### Problem statement:
Search the records that follow and extract every line containing the string "sweet".
----
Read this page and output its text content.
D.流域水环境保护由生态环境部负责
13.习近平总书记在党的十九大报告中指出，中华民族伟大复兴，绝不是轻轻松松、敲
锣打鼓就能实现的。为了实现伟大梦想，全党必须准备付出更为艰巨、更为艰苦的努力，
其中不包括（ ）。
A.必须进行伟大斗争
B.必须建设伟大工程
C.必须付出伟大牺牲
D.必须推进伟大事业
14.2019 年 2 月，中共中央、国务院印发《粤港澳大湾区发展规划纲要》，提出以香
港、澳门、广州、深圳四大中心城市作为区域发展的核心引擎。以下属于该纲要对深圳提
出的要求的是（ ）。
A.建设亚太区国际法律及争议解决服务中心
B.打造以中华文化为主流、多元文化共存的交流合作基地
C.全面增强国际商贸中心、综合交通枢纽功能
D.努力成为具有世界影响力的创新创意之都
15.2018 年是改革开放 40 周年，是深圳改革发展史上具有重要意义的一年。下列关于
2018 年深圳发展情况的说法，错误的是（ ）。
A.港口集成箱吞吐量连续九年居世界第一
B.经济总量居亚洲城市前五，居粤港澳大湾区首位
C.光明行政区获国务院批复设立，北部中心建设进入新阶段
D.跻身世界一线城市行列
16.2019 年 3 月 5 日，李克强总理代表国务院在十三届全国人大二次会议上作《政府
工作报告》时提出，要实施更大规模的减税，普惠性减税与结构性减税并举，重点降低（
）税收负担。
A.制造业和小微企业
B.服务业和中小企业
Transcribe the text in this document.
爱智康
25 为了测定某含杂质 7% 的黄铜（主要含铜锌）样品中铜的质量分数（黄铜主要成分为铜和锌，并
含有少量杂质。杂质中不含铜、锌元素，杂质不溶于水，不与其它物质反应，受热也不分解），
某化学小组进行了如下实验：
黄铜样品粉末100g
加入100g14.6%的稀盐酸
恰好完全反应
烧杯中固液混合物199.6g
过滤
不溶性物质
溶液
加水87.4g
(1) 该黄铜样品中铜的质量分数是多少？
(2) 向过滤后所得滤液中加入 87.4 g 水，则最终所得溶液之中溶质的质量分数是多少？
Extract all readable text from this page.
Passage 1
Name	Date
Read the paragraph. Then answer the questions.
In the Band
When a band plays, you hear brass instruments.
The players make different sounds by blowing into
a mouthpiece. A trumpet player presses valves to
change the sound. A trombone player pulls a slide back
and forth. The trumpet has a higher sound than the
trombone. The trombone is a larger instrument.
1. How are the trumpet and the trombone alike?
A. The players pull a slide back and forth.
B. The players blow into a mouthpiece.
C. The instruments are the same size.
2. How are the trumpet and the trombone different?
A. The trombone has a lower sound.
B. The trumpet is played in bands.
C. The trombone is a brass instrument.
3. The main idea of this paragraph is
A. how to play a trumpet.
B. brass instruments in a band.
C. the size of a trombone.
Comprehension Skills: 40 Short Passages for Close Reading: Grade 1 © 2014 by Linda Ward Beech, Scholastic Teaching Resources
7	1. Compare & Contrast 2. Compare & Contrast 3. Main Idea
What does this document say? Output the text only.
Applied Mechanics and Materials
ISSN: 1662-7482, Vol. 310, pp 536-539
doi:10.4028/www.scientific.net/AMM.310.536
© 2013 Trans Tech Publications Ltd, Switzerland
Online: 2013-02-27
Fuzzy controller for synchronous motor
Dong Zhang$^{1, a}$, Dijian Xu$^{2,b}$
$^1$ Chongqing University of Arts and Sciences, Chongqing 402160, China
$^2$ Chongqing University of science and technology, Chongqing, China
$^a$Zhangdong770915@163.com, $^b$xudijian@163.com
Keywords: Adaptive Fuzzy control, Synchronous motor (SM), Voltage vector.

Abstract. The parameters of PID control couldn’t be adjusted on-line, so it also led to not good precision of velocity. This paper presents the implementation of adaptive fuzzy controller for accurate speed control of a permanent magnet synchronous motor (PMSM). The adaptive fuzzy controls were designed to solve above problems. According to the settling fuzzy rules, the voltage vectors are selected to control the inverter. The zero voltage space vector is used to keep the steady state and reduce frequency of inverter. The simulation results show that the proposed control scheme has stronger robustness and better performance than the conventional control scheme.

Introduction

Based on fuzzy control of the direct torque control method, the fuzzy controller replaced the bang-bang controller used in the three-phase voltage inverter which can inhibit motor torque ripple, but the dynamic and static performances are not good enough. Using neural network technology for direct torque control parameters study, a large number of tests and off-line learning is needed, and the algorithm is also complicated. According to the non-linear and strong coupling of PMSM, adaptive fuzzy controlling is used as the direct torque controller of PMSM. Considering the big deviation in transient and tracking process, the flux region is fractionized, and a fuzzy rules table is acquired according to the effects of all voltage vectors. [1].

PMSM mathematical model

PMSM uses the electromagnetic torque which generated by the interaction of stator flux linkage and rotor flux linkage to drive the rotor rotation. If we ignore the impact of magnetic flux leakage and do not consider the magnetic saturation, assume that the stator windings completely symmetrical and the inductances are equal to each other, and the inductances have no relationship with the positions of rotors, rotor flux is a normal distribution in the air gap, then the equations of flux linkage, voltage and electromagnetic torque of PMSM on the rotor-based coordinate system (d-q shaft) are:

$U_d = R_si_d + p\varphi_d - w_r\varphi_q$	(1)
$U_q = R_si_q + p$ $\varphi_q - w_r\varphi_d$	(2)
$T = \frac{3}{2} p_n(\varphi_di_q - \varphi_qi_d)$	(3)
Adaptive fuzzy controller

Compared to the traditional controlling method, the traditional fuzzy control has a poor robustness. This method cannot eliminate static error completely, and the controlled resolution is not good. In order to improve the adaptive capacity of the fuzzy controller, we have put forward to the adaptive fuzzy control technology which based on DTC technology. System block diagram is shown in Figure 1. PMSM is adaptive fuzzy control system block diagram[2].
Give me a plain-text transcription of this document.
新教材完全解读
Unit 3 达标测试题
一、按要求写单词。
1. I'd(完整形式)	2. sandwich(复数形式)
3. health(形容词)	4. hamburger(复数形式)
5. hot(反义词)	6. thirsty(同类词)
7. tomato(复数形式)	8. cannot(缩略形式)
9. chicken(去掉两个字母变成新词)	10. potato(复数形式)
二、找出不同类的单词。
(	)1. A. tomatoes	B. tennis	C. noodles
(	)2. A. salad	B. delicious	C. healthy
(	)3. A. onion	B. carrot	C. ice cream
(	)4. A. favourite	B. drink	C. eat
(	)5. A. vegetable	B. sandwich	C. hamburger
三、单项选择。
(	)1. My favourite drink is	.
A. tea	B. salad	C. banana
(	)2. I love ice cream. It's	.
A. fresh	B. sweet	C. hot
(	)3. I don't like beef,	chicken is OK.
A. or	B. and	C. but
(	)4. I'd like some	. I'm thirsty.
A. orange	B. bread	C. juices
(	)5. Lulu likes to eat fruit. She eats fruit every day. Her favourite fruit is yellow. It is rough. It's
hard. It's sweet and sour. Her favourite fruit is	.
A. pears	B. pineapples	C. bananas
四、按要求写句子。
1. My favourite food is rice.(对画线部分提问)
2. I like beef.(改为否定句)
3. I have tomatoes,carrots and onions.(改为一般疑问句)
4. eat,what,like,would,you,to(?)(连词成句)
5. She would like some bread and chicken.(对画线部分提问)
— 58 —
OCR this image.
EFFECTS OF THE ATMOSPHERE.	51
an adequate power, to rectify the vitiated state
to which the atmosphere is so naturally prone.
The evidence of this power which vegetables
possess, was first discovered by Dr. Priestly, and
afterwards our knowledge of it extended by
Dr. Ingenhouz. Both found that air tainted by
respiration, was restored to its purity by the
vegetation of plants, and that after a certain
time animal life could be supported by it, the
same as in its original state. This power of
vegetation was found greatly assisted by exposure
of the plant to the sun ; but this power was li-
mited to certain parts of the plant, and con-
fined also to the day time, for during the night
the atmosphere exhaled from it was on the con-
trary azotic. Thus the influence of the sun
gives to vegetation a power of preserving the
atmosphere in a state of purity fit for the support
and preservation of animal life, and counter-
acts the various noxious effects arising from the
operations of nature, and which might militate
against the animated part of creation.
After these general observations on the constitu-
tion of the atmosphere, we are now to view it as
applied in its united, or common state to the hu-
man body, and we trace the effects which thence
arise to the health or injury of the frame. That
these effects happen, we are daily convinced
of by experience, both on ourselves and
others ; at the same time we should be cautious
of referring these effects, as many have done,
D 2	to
----
### Exercise output:
A. fresh	B. sweet	C. hot
hard. It's sweet and sour. Her favourite fruit is	.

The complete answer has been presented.